-- What is required --
Copy out every one of the following records word for word, keeping each line as it stands.

* * * * * * *

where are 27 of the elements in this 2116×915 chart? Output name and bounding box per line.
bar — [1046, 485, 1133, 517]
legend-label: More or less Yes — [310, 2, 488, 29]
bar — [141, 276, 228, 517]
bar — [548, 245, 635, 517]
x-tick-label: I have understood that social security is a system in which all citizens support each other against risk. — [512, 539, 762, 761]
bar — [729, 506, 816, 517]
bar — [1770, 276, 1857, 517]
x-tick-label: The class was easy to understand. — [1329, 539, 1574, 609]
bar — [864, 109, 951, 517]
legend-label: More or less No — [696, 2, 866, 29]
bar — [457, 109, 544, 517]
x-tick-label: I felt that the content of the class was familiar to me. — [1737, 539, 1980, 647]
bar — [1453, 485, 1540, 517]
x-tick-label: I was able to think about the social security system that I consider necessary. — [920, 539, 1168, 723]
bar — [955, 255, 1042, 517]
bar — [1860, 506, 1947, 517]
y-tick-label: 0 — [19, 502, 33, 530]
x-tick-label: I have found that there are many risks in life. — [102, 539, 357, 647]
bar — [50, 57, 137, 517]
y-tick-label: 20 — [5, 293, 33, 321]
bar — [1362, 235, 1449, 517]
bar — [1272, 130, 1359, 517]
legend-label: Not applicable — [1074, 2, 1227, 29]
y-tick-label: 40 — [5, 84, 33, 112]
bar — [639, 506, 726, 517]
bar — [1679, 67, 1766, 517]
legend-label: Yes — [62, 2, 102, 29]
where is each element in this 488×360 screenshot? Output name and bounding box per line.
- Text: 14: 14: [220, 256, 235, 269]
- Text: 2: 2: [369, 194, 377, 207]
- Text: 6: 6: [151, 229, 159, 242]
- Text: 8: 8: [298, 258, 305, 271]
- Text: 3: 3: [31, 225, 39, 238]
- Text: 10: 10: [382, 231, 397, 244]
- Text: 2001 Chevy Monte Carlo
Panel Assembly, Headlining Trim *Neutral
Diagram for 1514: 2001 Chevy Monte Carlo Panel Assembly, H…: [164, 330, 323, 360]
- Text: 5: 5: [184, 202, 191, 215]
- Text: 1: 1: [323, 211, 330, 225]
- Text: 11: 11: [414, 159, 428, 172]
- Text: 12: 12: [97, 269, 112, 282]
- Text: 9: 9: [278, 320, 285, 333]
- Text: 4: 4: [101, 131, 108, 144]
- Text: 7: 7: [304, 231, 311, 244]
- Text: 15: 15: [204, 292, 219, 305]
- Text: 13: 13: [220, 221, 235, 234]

* * * * * * *

-- Answer to this problem --
where are 27 of the elements in this 2116×915 chart? Output name and bounding box per line.
bar — [1046, 485, 1133, 517]
legend-label: More or less Yes — [310, 2, 488, 29]
bar — [141, 276, 228, 517]
bar — [548, 245, 635, 517]
x-tick-label: I have understood that social security is a system in which all citizens support each other against risk. — [512, 539, 762, 761]
bar — [729, 506, 816, 517]
bar — [1770, 276, 1857, 517]
x-tick-label: The class was easy to understand. — [1329, 539, 1574, 609]
bar — [864, 109, 951, 517]
legend-label: More or less No — [696, 2, 866, 29]
bar — [457, 109, 544, 517]
x-tick-label: I felt that the content of the class was familiar to me. — [1737, 539, 1980, 647]
bar — [1453, 485, 1540, 517]
x-tick-label: I was able to think about the social security system that I consider necessary. — [920, 539, 1168, 723]
bar — [955, 255, 1042, 517]
bar — [1860, 506, 1947, 517]
y-tick-label: 0 — [19, 502, 33, 530]
x-tick-label: I have found that there are many risks in life. — [102, 539, 357, 647]
bar — [50, 57, 137, 517]
y-tick-label: 20 — [5, 293, 33, 321]
bar — [1362, 235, 1449, 517]
bar — [1272, 130, 1359, 517]
legend-label: Not applicable — [1074, 2, 1227, 29]
y-tick-label: 40 — [5, 84, 33, 112]
bar — [639, 506, 726, 517]
bar — [1679, 67, 1766, 517]
legend-label: Yes — [62, 2, 102, 29]
where is each element in this 488×360 screenshot? Output name and bounding box per line.
- Text: 14: 14: [220, 256, 235, 269]
- Text: 2: 2: [369, 194, 377, 207]
- Text: 6: 6: [151, 229, 159, 242]
- Text: 8: 8: [298, 258, 305, 271]
- Text: 3: 3: [31, 225, 39, 238]
- Text: 10: 10: [382, 231, 397, 244]
- Text: 2001 Chevy Monte Carlo
Panel Assembly, Headlining Trim *Neutral
Diagram for 1514: 2001 Chevy Monte Carlo Panel Assembly, H…: [164, 330, 323, 360]
- Text: 5: 5: [184, 202, 191, 215]
- Text: 1: 1: [323, 211, 330, 225]
- Text: 11: 11: [414, 159, 428, 172]
- Text: 12: 12: [97, 269, 112, 282]
- Text: 9: 9: [278, 320, 285, 333]
- Text: 4: 4: [101, 131, 108, 144]
- Text: 7: 7: [304, 231, 311, 244]
- Text: 15: 15: [204, 292, 219, 305]
- Text: 13: 13: [220, 221, 235, 234]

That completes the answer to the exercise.